To do: Lines containing the word "frac" are to be counted; state their number and nothing further.

-=-=-=-=-

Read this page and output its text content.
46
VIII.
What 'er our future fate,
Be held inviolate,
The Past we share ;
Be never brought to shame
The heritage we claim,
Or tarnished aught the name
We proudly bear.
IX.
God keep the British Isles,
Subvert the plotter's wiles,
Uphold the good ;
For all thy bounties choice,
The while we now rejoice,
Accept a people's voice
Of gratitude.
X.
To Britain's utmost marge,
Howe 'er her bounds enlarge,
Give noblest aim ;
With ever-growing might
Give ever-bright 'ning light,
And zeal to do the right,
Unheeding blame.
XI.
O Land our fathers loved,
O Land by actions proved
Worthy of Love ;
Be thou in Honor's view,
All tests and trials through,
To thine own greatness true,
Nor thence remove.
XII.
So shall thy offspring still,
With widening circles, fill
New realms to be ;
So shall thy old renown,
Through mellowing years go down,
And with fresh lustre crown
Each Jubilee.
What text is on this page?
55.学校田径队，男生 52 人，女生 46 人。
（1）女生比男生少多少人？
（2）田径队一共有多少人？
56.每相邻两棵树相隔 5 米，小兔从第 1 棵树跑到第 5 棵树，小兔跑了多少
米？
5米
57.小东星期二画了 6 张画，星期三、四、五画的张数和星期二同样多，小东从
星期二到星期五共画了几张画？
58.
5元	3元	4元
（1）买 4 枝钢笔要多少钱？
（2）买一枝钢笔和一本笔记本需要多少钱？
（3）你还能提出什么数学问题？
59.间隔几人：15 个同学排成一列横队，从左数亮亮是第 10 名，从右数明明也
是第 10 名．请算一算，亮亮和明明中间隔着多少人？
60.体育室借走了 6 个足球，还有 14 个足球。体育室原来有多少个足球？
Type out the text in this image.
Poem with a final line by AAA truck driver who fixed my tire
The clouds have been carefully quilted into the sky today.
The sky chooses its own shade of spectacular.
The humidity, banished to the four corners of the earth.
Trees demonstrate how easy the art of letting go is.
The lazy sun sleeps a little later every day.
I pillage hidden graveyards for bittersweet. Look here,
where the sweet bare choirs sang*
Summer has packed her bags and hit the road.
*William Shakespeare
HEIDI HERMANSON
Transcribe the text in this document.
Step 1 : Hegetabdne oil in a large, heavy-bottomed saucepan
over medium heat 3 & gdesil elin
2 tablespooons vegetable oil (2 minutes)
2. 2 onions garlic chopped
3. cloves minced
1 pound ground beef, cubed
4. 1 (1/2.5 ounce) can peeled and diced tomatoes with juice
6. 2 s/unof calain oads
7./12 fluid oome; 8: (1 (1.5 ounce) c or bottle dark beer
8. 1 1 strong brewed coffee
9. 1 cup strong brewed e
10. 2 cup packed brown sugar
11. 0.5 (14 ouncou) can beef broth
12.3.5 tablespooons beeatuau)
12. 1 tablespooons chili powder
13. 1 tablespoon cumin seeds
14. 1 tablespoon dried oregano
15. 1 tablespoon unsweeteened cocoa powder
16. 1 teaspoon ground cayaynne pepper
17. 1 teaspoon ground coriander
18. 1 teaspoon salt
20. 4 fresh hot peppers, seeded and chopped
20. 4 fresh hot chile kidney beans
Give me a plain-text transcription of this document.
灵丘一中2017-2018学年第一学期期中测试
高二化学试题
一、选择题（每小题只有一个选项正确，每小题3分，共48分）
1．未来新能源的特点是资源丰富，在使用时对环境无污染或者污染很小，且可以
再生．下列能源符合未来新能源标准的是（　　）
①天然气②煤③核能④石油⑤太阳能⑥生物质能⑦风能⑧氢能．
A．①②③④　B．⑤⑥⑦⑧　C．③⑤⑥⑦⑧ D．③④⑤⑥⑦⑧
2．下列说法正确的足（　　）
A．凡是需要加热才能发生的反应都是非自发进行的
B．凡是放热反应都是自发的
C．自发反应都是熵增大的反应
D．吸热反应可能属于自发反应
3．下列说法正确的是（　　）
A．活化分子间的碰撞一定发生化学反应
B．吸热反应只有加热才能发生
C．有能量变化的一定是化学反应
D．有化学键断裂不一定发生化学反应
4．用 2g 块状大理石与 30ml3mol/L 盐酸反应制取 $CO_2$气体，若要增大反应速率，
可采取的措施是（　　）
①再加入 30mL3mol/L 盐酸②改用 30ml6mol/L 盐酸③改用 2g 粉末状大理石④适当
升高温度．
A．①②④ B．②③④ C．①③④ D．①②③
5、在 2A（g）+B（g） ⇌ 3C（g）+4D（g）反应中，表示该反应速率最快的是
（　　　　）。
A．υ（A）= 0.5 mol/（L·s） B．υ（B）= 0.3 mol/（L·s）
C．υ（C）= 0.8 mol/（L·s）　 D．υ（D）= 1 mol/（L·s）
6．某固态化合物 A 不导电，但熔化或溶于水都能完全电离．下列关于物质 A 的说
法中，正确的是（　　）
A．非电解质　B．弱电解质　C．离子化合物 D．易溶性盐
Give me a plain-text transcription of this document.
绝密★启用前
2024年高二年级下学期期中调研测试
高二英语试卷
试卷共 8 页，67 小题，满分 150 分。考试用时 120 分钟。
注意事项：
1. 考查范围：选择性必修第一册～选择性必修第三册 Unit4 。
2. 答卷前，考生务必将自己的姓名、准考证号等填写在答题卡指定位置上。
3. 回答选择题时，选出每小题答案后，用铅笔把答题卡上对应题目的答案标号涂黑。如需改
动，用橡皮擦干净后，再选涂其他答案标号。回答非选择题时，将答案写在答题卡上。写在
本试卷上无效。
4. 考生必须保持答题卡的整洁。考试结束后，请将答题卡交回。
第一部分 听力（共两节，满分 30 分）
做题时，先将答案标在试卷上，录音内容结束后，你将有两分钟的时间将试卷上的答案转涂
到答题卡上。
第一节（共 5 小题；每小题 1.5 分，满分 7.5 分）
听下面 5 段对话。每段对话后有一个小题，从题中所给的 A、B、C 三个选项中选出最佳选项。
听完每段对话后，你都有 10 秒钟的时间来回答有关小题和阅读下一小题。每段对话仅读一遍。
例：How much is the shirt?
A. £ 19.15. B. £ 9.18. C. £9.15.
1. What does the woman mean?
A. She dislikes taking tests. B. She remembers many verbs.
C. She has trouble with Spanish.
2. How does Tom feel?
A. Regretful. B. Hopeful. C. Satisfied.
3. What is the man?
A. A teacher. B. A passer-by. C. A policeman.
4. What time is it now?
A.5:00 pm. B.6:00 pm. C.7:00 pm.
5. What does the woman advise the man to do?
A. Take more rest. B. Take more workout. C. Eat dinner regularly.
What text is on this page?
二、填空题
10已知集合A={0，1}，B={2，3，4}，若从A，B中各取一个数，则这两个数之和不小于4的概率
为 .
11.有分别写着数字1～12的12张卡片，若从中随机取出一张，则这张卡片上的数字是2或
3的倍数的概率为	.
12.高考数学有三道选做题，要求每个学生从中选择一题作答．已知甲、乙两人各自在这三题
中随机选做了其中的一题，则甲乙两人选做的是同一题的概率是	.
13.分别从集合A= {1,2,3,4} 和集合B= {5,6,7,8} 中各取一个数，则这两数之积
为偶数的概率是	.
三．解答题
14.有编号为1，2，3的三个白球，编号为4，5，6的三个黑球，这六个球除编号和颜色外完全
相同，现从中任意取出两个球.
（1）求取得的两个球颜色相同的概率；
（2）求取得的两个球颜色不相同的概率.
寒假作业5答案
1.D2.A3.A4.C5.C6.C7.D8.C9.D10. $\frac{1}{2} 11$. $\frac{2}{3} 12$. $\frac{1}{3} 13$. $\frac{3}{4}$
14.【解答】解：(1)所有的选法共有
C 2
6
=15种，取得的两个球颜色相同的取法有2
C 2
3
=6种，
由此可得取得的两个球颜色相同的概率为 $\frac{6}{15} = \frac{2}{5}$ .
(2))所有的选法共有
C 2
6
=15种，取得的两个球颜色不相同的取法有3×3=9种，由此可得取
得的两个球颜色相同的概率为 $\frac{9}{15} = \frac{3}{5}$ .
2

-=-=-=-=-

Answer to the task: 3